(Stored items from a collection)
-- BEGIN --
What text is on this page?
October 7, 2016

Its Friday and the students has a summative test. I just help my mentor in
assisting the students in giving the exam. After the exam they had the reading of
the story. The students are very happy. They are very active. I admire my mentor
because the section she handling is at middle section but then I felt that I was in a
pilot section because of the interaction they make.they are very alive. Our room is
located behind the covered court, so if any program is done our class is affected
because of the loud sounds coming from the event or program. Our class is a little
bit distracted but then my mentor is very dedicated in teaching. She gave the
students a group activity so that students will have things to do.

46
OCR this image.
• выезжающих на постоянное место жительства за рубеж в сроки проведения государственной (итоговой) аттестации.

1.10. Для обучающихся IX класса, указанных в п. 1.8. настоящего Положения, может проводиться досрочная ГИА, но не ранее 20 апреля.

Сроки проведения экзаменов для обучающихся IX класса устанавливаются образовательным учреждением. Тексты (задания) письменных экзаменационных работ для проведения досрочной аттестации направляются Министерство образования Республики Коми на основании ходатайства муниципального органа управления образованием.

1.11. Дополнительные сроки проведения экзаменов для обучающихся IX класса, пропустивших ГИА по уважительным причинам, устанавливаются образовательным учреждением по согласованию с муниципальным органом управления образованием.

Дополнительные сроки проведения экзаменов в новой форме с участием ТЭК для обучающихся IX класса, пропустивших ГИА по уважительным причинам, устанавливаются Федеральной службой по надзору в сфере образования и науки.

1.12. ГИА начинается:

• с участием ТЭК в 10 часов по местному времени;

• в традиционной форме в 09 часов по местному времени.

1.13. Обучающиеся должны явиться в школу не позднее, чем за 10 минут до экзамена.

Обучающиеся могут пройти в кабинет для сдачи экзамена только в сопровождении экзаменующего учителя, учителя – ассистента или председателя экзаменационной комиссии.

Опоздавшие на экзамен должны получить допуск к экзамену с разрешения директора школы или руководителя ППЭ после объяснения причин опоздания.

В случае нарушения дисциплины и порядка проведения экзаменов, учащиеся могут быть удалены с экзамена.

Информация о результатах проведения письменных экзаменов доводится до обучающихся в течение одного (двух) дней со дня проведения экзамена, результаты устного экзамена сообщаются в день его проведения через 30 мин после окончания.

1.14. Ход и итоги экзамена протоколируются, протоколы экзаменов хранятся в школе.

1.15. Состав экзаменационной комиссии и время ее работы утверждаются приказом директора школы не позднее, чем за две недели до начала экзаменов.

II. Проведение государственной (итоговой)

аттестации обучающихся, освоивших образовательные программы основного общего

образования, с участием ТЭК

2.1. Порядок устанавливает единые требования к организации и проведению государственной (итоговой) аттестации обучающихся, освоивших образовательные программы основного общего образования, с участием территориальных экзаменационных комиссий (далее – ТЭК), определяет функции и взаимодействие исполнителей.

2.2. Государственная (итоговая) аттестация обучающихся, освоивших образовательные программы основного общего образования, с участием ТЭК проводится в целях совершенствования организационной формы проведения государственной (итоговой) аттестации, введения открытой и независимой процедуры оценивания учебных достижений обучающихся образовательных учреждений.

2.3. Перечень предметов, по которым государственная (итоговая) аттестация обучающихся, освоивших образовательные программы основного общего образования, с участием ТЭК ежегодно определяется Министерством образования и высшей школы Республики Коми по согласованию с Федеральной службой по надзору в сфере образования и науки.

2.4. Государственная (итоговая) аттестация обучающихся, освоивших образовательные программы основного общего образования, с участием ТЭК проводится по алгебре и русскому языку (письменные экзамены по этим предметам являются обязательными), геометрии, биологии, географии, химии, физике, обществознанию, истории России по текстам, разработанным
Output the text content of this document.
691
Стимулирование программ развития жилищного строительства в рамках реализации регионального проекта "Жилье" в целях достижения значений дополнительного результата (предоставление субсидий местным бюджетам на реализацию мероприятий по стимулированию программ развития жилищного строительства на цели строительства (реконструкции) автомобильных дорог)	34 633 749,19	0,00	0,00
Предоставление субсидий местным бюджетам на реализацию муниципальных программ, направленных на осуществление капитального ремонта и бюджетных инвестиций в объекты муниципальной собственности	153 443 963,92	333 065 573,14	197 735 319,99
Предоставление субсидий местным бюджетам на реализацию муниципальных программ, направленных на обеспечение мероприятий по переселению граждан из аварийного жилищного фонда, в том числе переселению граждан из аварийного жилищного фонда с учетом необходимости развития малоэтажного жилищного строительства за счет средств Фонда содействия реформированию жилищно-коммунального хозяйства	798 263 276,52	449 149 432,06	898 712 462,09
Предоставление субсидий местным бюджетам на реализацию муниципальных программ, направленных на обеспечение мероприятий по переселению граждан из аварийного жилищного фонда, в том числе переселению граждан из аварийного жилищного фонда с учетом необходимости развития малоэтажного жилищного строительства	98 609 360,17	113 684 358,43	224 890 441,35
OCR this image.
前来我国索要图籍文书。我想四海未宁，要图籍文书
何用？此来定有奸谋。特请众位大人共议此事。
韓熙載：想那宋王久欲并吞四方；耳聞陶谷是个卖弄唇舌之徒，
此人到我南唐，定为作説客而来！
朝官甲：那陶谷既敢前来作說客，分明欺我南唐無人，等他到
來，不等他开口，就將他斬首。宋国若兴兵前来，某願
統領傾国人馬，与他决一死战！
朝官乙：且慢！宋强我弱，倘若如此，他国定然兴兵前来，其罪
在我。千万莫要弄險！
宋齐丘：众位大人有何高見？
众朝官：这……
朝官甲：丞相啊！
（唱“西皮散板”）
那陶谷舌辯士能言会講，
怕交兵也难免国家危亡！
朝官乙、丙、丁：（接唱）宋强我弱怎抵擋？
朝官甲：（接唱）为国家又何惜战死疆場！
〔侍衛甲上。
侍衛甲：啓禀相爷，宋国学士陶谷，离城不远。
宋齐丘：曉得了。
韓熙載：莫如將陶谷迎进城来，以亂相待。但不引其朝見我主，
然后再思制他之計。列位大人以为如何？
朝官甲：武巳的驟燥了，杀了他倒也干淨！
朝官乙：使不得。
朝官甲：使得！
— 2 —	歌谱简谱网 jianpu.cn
-- END --
• [Directions for this task]: Nothing should be changed: write out all of the data as is.

• [Answer to this task]:
What text is on this page?
October 7, 2016

Its Friday and the students has a summative test. I just help my mentor in
assisting the students in giving the exam. After the exam they had the reading of
the story. The students are very happy. They are very active. I admire my mentor
because the section she handling is at middle section but then I felt that I was in a
pilot section because of the interaction they make.they are very alive. Our room is
located behind the covered court, so if any program is done our class is affected
because of the loud sounds coming from the event or program. Our class is a little
bit distracted but then my mentor is very dedicated in teaching. She gave the
students a group activity so that students will have things to do.

46
OCR this image.
• выезжающих на постоянное место жительства за рубеж в сроки проведения государственной (итоговой) аттестации.

1.10. Для обучающихся IX класса, указанных в п. 1.8. настоящего Положения, может проводиться досрочная ГИА, но не ранее 20 апреля.

Сроки проведения экзаменов для обучающихся IX класса устанавливаются образовательным учреждением. Тексты (задания) письменных экзаменационных работ для проведения досрочной аттестации направляются Министерство образования Республики Коми на основании ходатайства муниципального органа управления образованием.

1.11. Дополнительные сроки проведения экзаменов для обучающихся IX класса, пропустивших ГИА по уважительным причинам, устанавливаются образовательным учреждением по согласованию с муниципальным органом управления образованием.

Дополнительные сроки проведения экзаменов в новой форме с участием ТЭК для обучающихся IX класса, пропустивших ГИА по уважительным причинам, устанавливаются Федеральной службой по надзору в сфере образования и науки.

1.12. ГИА начинается:

• с участием ТЭК в 10 часов по местному времени;

• в традиционной форме в 09 часов по местному времени.

1.13. Обучающиеся должны явиться в школу не позднее, чем за 10 минут до экзамена.

Обучающиеся могут пройти в кабинет для сдачи экзамена только в сопровождении экзаменующего учителя, учителя – ассистента или председателя экзаменационной комиссии.

Опоздавшие на экзамен должны получить допуск к экзамену с разрешения директора школы или руководителя ППЭ после объяснения причин опоздания.

В случае нарушения дисциплины и порядка проведения экзаменов, учащиеся могут быть удалены с экзамена.

Информация о результатах проведения письменных экзаменов доводится до обучающихся в течение одного (двух) дней со дня проведения экзамена, результаты устного экзамена сообщаются в день его проведения через 30 мин после окончания.

1.14. Ход и итоги экзамена протоколируются, протоколы экзаменов хранятся в школе.

1.15. Состав экзаменационной комиссии и время ее работы утверждаются приказом директора школы не позднее, чем за две недели до начала экзаменов.

II. Проведение государственной (итоговой)

аттестации обучающихся, освоивших образовательные программы основного общего

образования, с участием ТЭК

2.1. Порядок устанавливает единые требования к организации и проведению государственной (итоговой) аттестации обучающихся, освоивших образовательные программы основного общего образования, с участием территориальных экзаменационных комиссий (далее – ТЭК), определяет функции и взаимодействие исполнителей.

2.2. Государственная (итоговая) аттестация обучающихся, освоивших образовательные программы основного общего образования, с участием ТЭК проводится в целях совершенствования организационной формы проведения государственной (итоговой) аттестации, введения открытой и независимой процедуры оценивания учебных достижений обучающихся образовательных учреждений.

2.3. Перечень предметов, по которым государственная (итоговая) аттестация обучающихся, освоивших образовательные программы основного общего образования, с участием ТЭК ежегодно определяется Министерством образования и высшей школы Республики Коми по согласованию с Федеральной службой по надзору в сфере образования и науки.

2.4. Государственная (итоговая) аттестация обучающихся, освоивших образовательные программы основного общего образования, с участием ТЭК проводится по алгебре и русскому языку (письменные экзамены по этим предметам являются обязательными), геометрии, биологии, географии, химии, физике, обществознанию, истории России по текстам, разработанным
Output the text content of this document.
691
Стимулирование программ развития жилищного строительства в рамках реализации регионального проекта "Жилье" в целях достижения значений дополнительного результата (предоставление субсидий местным бюджетам на реализацию мероприятий по стимулированию программ развития жилищного строительства на цели строительства (реконструкции) автомобильных дорог)	34 633 749,19	0,00	0,00
Предоставление субсидий местным бюджетам на реализацию муниципальных программ, направленных на осуществление капитального ремонта и бюджетных инвестиций в объекты муниципальной собственности	153 443 963,92	333 065 573,14	197 735 319,99
Предоставление субсидий местным бюджетам на реализацию муниципальных программ, направленных на обеспечение мероприятий по переселению граждан из аварийного жилищного фонда, в том числе переселению граждан из аварийного жилищного фонда с учетом необходимости развития малоэтажного жилищного строительства за счет средств Фонда содействия реформированию жилищно-коммунального хозяйства	798 263 276,52	449 149 432,06	898 712 462,09
Предоставление субсидий местным бюджетам на реализацию муниципальных программ, направленных на обеспечение мероприятий по переселению граждан из аварийного жилищного фонда, в том числе переселению граждан из аварийного жилищного фонда с учетом необходимости развития малоэтажного жилищного строительства	98 609 360,17	113 684 358,43	224 890 441,35
OCR this image.
前来我国索要图籍文书。我想四海未宁，要图籍文书
何用？此来定有奸谋。特请众位大人共议此事。
韓熙載：想那宋王久欲并吞四方；耳聞陶谷是个卖弄唇舌之徒，
此人到我南唐，定为作説客而来！
朝官甲：那陶谷既敢前来作說客，分明欺我南唐無人，等他到
來，不等他开口，就將他斬首。宋国若兴兵前来，某願
統領傾国人馬，与他决一死战！
朝官乙：且慢！宋强我弱，倘若如此，他国定然兴兵前来，其罪
在我。千万莫要弄險！
宋齐丘：众位大人有何高見？
众朝官：这……
朝官甲：丞相啊！
（唱“西皮散板”）
那陶谷舌辯士能言会講，
怕交兵也难免国家危亡！
朝官乙、丙、丁：（接唱）宋强我弱怎抵擋？
朝官甲：（接唱）为国家又何惜战死疆場！
〔侍衛甲上。
侍衛甲：啓禀相爷，宋国学士陶谷，离城不远。
宋齐丘：曉得了。
韓熙載：莫如將陶谷迎进城来，以亂相待。但不引其朝見我主，
然后再思制他之計。列位大人以为如何？
朝官甲：武巳的驟燥了，杀了他倒也干淨！
朝官乙：使不得。
朝官甲：使得！
— 2 —	歌谱简谱网 jianpu.cn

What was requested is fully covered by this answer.